Leaving out the pictures, retype all the material exactly.
[START OF Information shown]
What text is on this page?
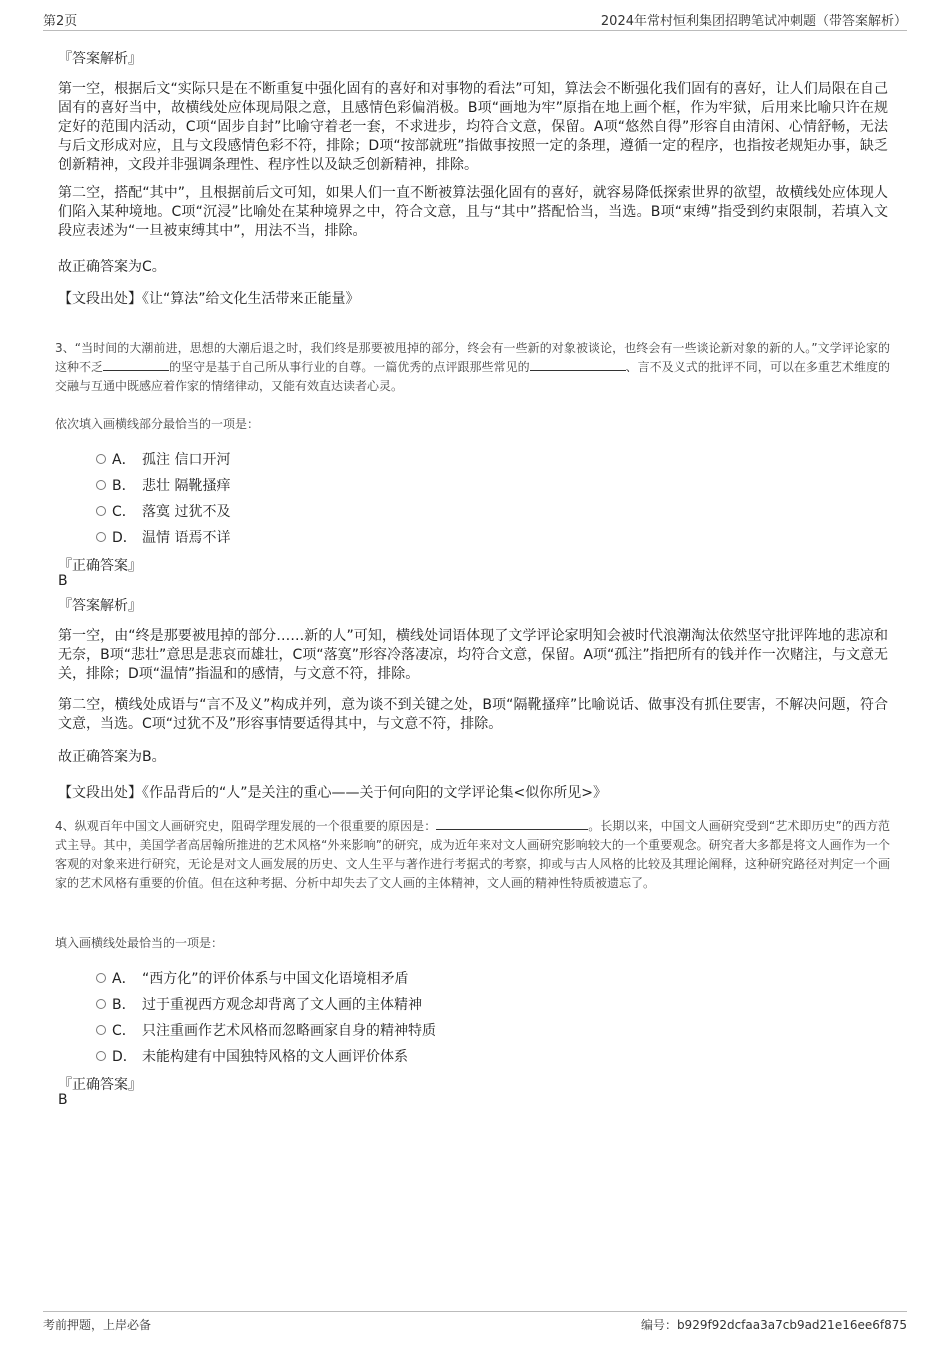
第2页	2024年常村恒利集团招聘笔试冲刺题（带答案解析）
『答案解析』

第一空，根据后文“实际只是在不断重复中强化固有的喜好和对事物的看法”可知，算法会不断强化我们固有的喜好，让人们局限在自己固有的喜好当中，故横线处应体现局限之意，且感情色彩偏消极。B项“画地为牢”原指在地上画个框，作为牢狱，后用来比喻只许在规定好的范围内活动，C项“固步自封”比喻守着老一套，不求进步，均符合文意，保留。A项“悠然自得”形容自由清闲、心情舒畅，无法与后文形成对应，且与文段感情色彩不符，排除；D项“按部就班”指做事按照一定的条理，遵循一定的程序，也指按老规矩办事，缺乏创新精神，文段并非强调条理性、程序性以及缺乏创新精神，排除。

第二空，搭配“其中”，且根据前后文可知，如果人们一直不断被算法强化固有的喜好，就容易降低探索世界的欲望，故横线处应体现人们陷入某种境地。C项“沉浸”比喻处在某种境界之中，符合文意，且与“其中”搭配恰当，当选。B项“束缚”指受到约束限制，若填入文段应表述为“一旦被束缚其中”，用法不当，排除。

故正确答案为C。

【文段出处】《让“算法”给文化生活带来正能量》

3、“当时间的大潮前进，思想的大潮后退之时，我们终是那要被甩掉的部分，终会有一些新的对象被谈论，也终会有一些谈论新对象的新的人。”文学评论家的这种不乏	的坚守是基于自己所从事行业的自尊。一篇优秀的点评跟那些常见的	、言不及义式的批评不同，可以在多重艺术维度的交融与互通中既感应着作家的情绪律动，又能有效直达读者心灵。

依次填入画横线部分最恰当的一项是：
A． 孤注 信口开河
B． 悲壮 隔靴搔痒
C． 落寞 过犹不及
D． 温情 语焉不详
『正确答案』
B
『答案解析』

第一空，由“终是那要被甩掉的部分……新的人”可知，横线处词语体现了文学评论家明知会被时代浪潮淘汰依然坚守批评阵地的悲凉和无奈，B项“悲壮”意思是悲哀而雄壮，C项“落寞”形容冷落凄凉，均符合文意，保留。A项“孤注”指把所有的钱并作一次赌注，与文意无关，排除；D项“温情”指温和的感情，与文意不符，排除。

第二空，横线处成语与“言不及义”构成并列，意为谈不到关键之处，B项“隔靴搔痒”比喻说话、做事没有抓住要害，不解决问题，符合文意，当选。C项“过犹不及”形容事情要适得其中，与文意不符，排除。

故正确答案为B。

【文段出处】《作品背后的“人”是关注的重心——关于何向阳的文学评论集<似你所见>》

4、纵观百年中国文人画研究史，阻碍学理发展的一个很重要的原因是：	。长期以来，中国文人画研究受到“艺术即历史”的西方范式主导。其中，美国学者高居翰所推进的艺术风格“外来影响”的研究，成为近年来对文人画研究影响较大的一个重要观念。研究者大多都是将文人画作为一个客观的对象来进行研究，无论是对文人画发展的历史、文人生平与著作进行考据式的考察，抑或与古人风格的比较及其理论阐释，这种研究路径对判定一个画家的艺术风格有重要的价值。但在这种考据、分析中却失去了文人画的主体精神，文人画的精神性特质被遗忘了。

填入画横线处最恰当的一项是：
A． “西方化”的评价体系与中国文化语境相矛盾
B． 过于重视西方观念却背离了文人画的主体精神
C． 只注重画作艺术风格而忽略画家自身的精神特质
D． 未能构建有中国独特风格的文人画评价体系
『正确答案』
B
考前押题，上岸必备	编号：b929f92dcfaa3a7cb9ad21e16ee6f875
[END OF Information shown]
• _Full output_:
What text is on this page?
第2页	2024年常村恒利集团招聘笔试冲刺题（带答案解析）
『答案解析』

第一空，根据后文“实际只是在不断重复中强化固有的喜好和对事物的看法”可知，算法会不断强化我们固有的喜好，让人们局限在自己固有的喜好当中，故横线处应体现局限之意，且感情色彩偏消极。B项“画地为牢”原指在地上画个框，作为牢狱，后用来比喻只许在规定好的范围内活动，C项“固步自封”比喻守着老一套，不求进步，均符合文意，保留。A项“悠然自得”形容自由清闲、心情舒畅，无法与后文形成对应，且与文段感情色彩不符，排除；D项“按部就班”指做事按照一定的条理，遵循一定的程序，也指按老规矩办事，缺乏创新精神，文段并非强调条理性、程序性以及缺乏创新精神，排除。

第二空，搭配“其中”，且根据前后文可知，如果人们一直不断被算法强化固有的喜好，就容易降低探索世界的欲望，故横线处应体现人们陷入某种境地。C项“沉浸”比喻处在某种境界之中，符合文意，且与“其中”搭配恰当，当选。B项“束缚”指受到约束限制，若填入文段应表述为“一旦被束缚其中”，用法不当，排除。

故正确答案为C。

【文段出处】《让“算法”给文化生活带来正能量》

3、“当时间的大潮前进，思想的大潮后退之时，我们终是那要被甩掉的部分，终会有一些新的对象被谈论，也终会有一些谈论新对象的新的人。”文学评论家的这种不乏	的坚守是基于自己所从事行业的自尊。一篇优秀的点评跟那些常见的	、言不及义式的批评不同，可以在多重艺术维度的交融与互通中既感应着作家的情绪律动，又能有效直达读者心灵。

依次填入画横线部分最恰当的一项是：
A． 孤注 信口开河
B． 悲壮 隔靴搔痒
C． 落寞 过犹不及
D． 温情 语焉不详
『正确答案』
B
『答案解析』

第一空，由“终是那要被甩掉的部分……新的人”可知，横线处词语体现了文学评论家明知会被时代浪潮淘汰依然坚守批评阵地的悲凉和无奈，B项“悲壮”意思是悲哀而雄壮，C项“落寞”形容冷落凄凉，均符合文意，保留。A项“孤注”指把所有的钱并作一次赌注，与文意无关，排除；D项“温情”指温和的感情，与文意不符，排除。

第二空，横线处成语与“言不及义”构成并列，意为谈不到关键之处，B项“隔靴搔痒”比喻说话、做事没有抓住要害，不解决问题，符合文意，当选。C项“过犹不及”形容事情要适得其中，与文意不符，排除。

故正确答案为B。

【文段出处】《作品背后的“人”是关注的重心——关于何向阳的文学评论集<似你所见>》

4、纵观百年中国文人画研究史，阻碍学理发展的一个很重要的原因是：	。长期以来，中国文人画研究受到“艺术即历史”的西方范式主导。其中，美国学者高居翰所推进的艺术风格“外来影响”的研究，成为近年来对文人画研究影响较大的一个重要观念。研究者大多都是将文人画作为一个客观的对象来进行研究，无论是对文人画发展的历史、文人生平与著作进行考据式的考察，抑或与古人风格的比较及其理论阐释，这种研究路径对判定一个画家的艺术风格有重要的价值。但在这种考据、分析中却失去了文人画的主体精神，文人画的精神性特质被遗忘了。

填入画横线处最恰当的一项是：
A． “西方化”的评价体系与中国文化语境相矛盾
B． 过于重视西方观念却背离了文人画的主体精神
C． 只注重画作艺术风格而忽略画家自身的精神特质
D． 未能构建有中国独特风格的文人画评价体系
『正确答案』
B
考前押题，上岸必备	编号：b929f92dcfaa3a7cb9ad21e16ee6f875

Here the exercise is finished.